======== Source material ========

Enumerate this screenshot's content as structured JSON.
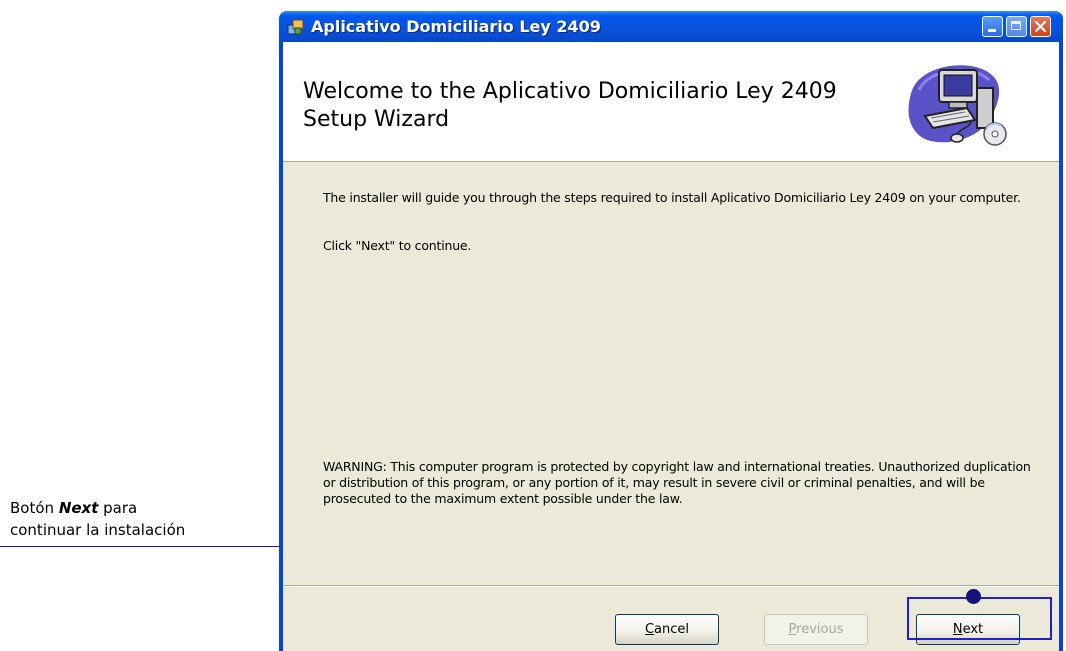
{
  "annotation": {
    "line1_prefix": "Botón ",
    "line1_emphasis": "Next",
    "line1_suffix": " para",
    "line2": "continuar la instalación"
  },
  "window": {
    "title": "Aplicativo Domiciliario Ley 2409"
  },
  "banner": {
    "title": "Welcome to the Aplicativo Domiciliario Ley 2409 Setup Wizard"
  },
  "content": {
    "intro": "The installer will guide you through the steps required to install Aplicativo Domiciliario Ley 2409 on your computer.",
    "instruction": "Click \"Next\" to continue.",
    "warning": "WARNING: This computer program is protected by copyright law and international treaties. Unauthorized duplication or distribution of this program, or any portion of it, may result in severe civil or criminal penalties, and will be prosecuted to the maximum extent possible under the law."
  },
  "buttons": {
    "cancel": {
      "mnemonic": "C",
      "rest": "ancel",
      "enabled": true
    },
    "previous": {
      "mnemonic": "P",
      "rest": "revious",
      "enabled": false
    },
    "next": {
      "mnemonic": "N",
      "rest": "ext",
      "enabled": true
    }
  },
  "colors": {
    "titlebar": "#0058ee",
    "client_bg": "#ece9d8",
    "annotation_line": "#1a1aa8",
    "close_button": "#c94422"
  }
}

========

## Short problem
Leave out the pictures and output every record above precisely as given.

## Written response
Enumerate this screenshot's content as structured JSON.
{
  "annotation": {
    "line1_prefix": "Botón ",
    "line1_emphasis": "Next",
    "line1_suffix": " para",
    "line2": "continuar la instalación"
  },
  "window": {
    "title": "Aplicativo Domiciliario Ley 2409"
  },
  "banner": {
    "title": "Welcome to the Aplicativo Domiciliario Ley 2409 Setup Wizard"
  },
  "content": {
    "intro": "The installer will guide you through the steps required to install Aplicativo Domiciliario Ley 2409 on your computer.",
    "instruction": "Click \"Next\" to continue.",
    "warning": "WARNING: This computer program is protected by copyright law and international treaties. Unauthorized duplication or distribution of this program, or any portion of it, may result in severe civil or criminal penalties, and will be prosecuted to the maximum extent possible under the law."
  },
  "buttons": {
    "cancel": {
      "mnemonic": "C",
      "rest": "ancel",
      "enabled": true
    },
    "previous": {
      "mnemonic": "P",
      "rest": "revious",
      "enabled": false
    },
    "next": {
      "mnemonic": "N",
      "rest": "ext",
      "enabled": true
    }
  },
  "colors": {
    "titlebar": "#0058ee",
    "client_bg": "#ece9d8",
    "annotation_line": "#1a1aa8",
    "close_button": "#c94422"
  }
}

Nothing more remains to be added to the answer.